Chemistry Outcomes Review: Chapter 9

Chemical Equilibrium

Many chemical systems that appear unchanging have reached a state of equilibrium where the forward and reverse reactions that characterize their chemistry are going at the same speed. We cannot detect any net change by observing these systems, but the reactions continue at the molecular level; equilibrium is dynamic. Le Chatelier's principle states that, if we disturb an equilibrium system by changing one or more concentrations or adding or subtracting energy, the system responds in a way that minimizes the disturbance. The equilibrium constant and equilibrium constant expression provide ways to quantify this qualitative (directional) principle and we applied them to acid-base and solubility equilibria.

We connected the equilibrium constant to the thermodynamic variables introduced in the previous two chapters and found that this combination allows us to calculate equilibrium constants from thermodynamic data alone and conversely to use equilibrium measurements to obtain thermodynamic data. A particularly useful result of these connections is the ability to analyze the temperature dependence of equilibria quantitatively.

Check your understanding of the ideas in this chapter by reviewing these expected outcomes of your study.

You should be able to:

• Use Le Chatelier's principle to predict the direction of the response of an equilibrium system to changes in the concentration(s) of reactants or products [Sections 9.1, 9.3, 9.4, 9.5, and 9.6].
• Use Le Chatelier's principle and the response of an equilibrium system to heating or cooling to tell whether the reaction is endothermic or exothermic [Sections 9.1 and 9.8].
• Explain how Le Chatelier's principle is a consequence of the dynamic nature of chemical equilibrium [Section 9.1].
• Write the equilibrium constant expression, using appropriate "concentration" units, for a balanced chemical reaction [Sections 9.2, 9.6, and 9.7].
• Find K_a and pK_a for a weak acid when you have the initial concentrations in the solution and the pH at equilibrium [Sections 9.3 and 9.4].
• Find the pH of a solution of a weak acid or its conjugate base when you have the initial concentrations in the solution and the K_a or pK_a for the acid [Sections 9.3 and 9.4].
• Find the concentrations of a weak acid and its conjugate base in a solution when you have the initial concentrations in the solution and the K_a or pK_a for the acid [Sections 9.3, 9.4, and 9.5].

» **DATA LISTING**
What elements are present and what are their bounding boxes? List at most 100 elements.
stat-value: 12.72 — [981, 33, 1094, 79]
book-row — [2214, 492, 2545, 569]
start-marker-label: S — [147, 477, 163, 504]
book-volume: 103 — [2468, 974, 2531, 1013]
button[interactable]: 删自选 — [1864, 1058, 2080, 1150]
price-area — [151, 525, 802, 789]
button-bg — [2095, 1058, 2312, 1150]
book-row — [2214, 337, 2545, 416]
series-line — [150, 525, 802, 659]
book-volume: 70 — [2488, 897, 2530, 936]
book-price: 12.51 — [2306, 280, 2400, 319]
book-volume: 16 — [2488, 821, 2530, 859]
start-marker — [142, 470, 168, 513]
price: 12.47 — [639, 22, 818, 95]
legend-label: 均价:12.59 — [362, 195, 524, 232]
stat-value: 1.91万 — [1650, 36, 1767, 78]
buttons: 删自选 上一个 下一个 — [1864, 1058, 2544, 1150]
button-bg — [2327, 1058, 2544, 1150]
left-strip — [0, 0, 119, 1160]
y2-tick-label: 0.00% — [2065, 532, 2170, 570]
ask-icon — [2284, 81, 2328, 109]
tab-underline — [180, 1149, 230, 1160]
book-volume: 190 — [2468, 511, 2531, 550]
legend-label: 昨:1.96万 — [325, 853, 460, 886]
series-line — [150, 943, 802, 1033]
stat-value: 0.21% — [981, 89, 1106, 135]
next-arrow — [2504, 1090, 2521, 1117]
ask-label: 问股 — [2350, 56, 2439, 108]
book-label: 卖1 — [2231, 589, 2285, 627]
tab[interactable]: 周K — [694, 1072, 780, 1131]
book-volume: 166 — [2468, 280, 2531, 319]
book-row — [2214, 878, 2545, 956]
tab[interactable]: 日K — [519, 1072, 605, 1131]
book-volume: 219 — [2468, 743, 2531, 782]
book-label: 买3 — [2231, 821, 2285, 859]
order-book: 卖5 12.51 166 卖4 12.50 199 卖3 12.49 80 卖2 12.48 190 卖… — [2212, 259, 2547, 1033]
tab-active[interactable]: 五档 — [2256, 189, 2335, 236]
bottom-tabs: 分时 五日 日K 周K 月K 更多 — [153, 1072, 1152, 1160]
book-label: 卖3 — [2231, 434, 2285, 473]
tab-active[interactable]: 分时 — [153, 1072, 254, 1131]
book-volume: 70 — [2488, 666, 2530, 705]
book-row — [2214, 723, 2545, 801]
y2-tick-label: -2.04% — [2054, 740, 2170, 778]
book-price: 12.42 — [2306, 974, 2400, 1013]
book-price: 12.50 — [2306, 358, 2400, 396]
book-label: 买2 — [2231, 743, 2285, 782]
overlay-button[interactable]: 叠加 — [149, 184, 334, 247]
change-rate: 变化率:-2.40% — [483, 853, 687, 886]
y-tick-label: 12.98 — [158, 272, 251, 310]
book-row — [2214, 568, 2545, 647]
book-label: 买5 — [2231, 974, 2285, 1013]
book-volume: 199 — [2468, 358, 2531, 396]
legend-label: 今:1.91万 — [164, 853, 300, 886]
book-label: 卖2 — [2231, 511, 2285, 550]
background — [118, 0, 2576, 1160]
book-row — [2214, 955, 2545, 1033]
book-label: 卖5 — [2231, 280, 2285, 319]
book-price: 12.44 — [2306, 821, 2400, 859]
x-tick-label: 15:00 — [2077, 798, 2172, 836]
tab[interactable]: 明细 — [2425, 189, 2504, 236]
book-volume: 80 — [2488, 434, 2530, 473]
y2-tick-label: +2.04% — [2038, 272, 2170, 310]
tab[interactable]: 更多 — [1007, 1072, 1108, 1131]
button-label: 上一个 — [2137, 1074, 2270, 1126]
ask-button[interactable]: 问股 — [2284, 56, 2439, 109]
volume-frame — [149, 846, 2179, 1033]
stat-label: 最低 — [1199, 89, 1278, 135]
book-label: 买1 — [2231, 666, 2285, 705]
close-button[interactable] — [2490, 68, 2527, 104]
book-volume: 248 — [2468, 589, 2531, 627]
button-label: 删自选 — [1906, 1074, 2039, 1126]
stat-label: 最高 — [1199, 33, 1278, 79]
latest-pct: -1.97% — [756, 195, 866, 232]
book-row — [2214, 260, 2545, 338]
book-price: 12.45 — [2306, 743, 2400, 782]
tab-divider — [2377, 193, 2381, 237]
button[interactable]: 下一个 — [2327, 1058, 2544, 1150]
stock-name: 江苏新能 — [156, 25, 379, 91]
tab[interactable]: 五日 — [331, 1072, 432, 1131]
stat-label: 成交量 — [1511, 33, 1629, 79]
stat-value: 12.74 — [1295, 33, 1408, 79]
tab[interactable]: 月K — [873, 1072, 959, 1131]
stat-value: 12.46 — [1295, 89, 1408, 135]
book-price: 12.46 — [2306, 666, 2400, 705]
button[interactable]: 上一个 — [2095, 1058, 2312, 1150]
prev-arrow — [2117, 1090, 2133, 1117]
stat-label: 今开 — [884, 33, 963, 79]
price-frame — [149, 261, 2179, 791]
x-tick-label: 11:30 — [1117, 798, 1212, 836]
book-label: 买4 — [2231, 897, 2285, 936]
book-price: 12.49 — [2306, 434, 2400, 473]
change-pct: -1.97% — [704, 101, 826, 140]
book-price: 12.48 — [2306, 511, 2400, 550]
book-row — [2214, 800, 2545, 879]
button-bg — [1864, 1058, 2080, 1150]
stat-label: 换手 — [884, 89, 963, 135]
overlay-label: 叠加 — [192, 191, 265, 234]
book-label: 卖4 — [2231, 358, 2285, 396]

» **TASKS TO CARRY OUT**
(a) Please reproduce the passage of the equilibrium review from "Many chemical systems" to "and solubility equilibria.".
(b) According to the equilibrium review, how does an equilibrium system respond when it is disturbed by changing concentrations or adding or subtracting energy?

» **ANSWERS BY ITEM**
(a)
Many chemical systems that appear unchanging have reached a state of equilibrium where the forward and reverse reactions that characterize their chemistry are going at the same speed. We cannot detect any net change by observing these systems, but the reactions continue at the molecular level; equilibrium is dynamic. Le Chatelier's principle states that, if we disturb an equilibrium system by changing one or more concentrations or adding or subtracting energy, the system responds in a way that minimizes the disturbance. The equilibrium constant and equilibrium constant expression provide ways to quantify this qualitative (directional) principle and we applied them to acid-base and solubility equilibria.

(b) It responds in a way that minimizes the disturbance.